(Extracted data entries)

%%

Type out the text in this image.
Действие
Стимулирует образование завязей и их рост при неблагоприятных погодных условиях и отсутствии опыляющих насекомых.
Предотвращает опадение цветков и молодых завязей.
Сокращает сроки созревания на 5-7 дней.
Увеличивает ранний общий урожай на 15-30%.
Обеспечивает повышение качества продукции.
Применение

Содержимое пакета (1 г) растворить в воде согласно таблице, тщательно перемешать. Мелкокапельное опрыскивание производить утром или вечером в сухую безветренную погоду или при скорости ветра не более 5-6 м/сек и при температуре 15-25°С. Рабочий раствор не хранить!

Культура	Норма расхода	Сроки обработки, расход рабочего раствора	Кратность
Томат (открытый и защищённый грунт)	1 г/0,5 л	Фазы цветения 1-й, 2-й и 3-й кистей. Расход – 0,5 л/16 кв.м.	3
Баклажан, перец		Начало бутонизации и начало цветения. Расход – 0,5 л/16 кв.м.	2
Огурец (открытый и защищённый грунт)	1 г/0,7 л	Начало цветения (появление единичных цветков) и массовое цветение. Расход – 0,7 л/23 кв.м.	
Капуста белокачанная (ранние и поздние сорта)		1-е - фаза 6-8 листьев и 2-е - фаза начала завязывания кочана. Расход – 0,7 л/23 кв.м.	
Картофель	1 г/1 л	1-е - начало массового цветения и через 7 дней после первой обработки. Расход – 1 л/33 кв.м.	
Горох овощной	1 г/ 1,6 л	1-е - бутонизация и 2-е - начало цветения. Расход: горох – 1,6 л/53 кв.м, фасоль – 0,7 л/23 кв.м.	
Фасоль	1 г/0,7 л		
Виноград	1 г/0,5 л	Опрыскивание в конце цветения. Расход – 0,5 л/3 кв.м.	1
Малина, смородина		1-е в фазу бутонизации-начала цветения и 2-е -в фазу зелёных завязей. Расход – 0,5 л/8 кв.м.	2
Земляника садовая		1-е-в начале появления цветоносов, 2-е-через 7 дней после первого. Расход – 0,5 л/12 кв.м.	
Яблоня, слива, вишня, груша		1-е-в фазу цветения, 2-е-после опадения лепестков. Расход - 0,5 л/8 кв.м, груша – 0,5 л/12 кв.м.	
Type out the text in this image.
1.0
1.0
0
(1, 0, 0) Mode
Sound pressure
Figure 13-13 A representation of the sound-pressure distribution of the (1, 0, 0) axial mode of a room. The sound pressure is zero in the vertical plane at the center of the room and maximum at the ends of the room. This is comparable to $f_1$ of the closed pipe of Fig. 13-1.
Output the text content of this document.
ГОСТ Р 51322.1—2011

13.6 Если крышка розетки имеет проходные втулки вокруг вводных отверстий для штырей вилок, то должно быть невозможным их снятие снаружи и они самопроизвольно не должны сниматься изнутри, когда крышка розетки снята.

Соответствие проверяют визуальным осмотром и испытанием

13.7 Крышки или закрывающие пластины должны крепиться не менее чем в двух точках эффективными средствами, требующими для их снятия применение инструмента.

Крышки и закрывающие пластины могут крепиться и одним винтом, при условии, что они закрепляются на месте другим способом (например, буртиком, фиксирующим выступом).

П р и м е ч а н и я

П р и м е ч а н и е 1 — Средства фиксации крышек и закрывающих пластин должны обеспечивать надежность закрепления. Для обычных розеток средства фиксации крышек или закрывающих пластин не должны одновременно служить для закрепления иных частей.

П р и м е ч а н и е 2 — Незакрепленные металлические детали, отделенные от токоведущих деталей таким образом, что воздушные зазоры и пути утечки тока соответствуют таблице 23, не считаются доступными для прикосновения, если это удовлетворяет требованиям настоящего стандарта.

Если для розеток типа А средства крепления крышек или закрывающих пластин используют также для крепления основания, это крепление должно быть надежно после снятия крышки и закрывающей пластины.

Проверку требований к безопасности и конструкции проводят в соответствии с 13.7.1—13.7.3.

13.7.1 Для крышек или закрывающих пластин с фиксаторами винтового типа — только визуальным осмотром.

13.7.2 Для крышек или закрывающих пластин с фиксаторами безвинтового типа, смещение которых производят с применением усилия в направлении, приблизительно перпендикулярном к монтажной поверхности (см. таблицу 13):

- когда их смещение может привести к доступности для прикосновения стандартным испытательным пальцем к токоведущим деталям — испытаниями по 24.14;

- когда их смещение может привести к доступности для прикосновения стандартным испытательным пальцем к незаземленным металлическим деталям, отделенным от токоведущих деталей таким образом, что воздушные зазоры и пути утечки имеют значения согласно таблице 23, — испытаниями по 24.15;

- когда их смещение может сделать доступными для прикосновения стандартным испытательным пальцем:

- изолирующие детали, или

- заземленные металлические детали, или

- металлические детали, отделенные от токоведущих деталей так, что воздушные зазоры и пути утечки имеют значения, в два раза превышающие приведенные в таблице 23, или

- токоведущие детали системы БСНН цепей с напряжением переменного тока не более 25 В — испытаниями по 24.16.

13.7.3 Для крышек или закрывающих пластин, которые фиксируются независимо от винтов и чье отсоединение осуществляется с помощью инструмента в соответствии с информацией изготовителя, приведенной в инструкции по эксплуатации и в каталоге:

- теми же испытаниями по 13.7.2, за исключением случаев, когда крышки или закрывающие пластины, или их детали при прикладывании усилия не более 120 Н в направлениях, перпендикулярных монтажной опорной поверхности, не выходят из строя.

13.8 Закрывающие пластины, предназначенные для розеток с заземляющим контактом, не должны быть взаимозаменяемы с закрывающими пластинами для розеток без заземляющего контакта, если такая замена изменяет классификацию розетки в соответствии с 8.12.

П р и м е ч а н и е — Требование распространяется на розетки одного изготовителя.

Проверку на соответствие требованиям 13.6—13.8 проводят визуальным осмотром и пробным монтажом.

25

%%

STATED EXERCISE:
Find every line that holds "pressure" and copy it.

TASK RESPONSE:
Sound pressure
Figure 13-13 A representation of the sound-pressure distribution of the (1, 0, 0) axial mode of a room. The sound pressure is zero in the vertical plane at the center of the room and maximum at the ends of the room. This is comparable to $f_1$ of the closed pipe of Fig. 13-1.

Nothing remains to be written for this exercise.